Work required:
Return a copy of each line that holds the string "text".

┌────────

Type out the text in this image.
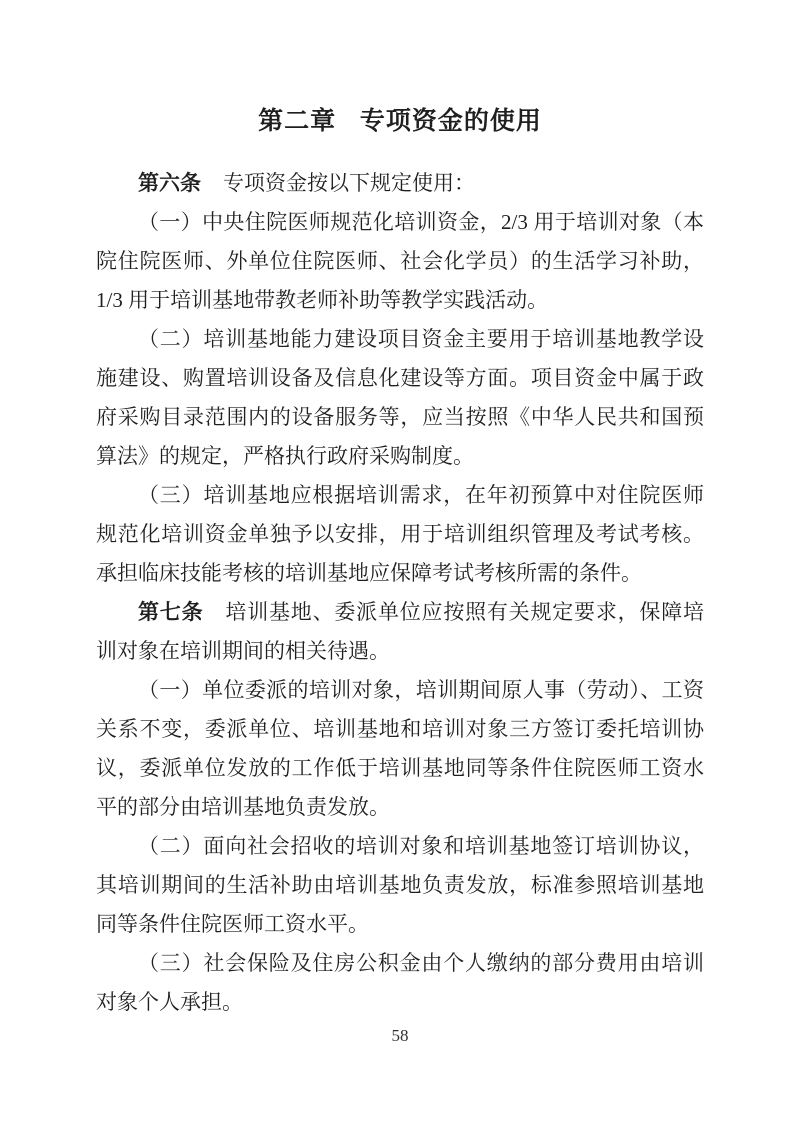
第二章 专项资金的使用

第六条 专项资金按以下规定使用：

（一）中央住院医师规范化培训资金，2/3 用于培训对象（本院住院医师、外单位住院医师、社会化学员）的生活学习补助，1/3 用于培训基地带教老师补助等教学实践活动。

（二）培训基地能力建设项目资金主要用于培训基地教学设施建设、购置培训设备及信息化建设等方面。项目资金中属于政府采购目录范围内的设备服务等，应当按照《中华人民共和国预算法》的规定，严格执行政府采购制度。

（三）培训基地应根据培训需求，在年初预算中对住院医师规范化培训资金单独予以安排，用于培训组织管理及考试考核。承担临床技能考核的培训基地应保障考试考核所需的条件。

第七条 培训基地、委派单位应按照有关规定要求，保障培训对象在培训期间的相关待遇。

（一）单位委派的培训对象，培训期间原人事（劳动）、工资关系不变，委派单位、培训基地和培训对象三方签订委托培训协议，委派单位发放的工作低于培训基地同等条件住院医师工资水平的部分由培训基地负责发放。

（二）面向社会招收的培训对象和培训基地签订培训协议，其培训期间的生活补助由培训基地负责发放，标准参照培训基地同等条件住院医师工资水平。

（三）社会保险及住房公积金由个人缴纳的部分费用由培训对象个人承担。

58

└────────
┌────────

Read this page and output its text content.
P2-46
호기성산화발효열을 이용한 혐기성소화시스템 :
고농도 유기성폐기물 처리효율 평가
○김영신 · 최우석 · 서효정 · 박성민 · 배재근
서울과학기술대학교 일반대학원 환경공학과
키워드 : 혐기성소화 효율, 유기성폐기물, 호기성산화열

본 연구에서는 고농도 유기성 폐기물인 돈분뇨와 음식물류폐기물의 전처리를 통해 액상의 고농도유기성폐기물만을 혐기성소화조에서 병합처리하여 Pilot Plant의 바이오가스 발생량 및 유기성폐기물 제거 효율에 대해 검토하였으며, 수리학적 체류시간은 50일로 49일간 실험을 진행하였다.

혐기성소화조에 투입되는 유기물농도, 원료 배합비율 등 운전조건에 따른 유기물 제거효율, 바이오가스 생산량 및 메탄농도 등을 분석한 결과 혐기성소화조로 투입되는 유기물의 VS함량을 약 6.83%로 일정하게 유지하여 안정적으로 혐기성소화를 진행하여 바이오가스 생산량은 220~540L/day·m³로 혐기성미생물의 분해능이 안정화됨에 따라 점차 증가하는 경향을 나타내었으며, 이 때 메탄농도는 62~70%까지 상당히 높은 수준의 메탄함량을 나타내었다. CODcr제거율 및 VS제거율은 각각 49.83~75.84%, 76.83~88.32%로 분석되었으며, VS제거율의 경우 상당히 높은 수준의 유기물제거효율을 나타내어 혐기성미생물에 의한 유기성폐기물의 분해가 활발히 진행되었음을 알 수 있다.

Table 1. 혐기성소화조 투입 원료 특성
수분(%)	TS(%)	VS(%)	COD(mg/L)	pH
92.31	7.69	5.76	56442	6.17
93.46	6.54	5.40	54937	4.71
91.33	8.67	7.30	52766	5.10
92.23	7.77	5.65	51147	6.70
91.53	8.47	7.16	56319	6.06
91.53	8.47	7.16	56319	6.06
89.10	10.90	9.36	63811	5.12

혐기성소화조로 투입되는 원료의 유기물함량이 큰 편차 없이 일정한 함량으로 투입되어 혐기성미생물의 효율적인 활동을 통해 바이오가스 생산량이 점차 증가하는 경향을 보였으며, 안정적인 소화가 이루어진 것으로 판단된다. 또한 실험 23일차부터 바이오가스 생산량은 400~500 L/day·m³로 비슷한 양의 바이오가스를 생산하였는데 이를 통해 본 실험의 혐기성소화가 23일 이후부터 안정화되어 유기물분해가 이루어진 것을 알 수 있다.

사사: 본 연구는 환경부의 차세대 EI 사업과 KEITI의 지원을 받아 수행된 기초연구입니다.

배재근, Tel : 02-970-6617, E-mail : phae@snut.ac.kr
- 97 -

└────────

Full solution:
Type out the text in this image.
Read this page and output its text content.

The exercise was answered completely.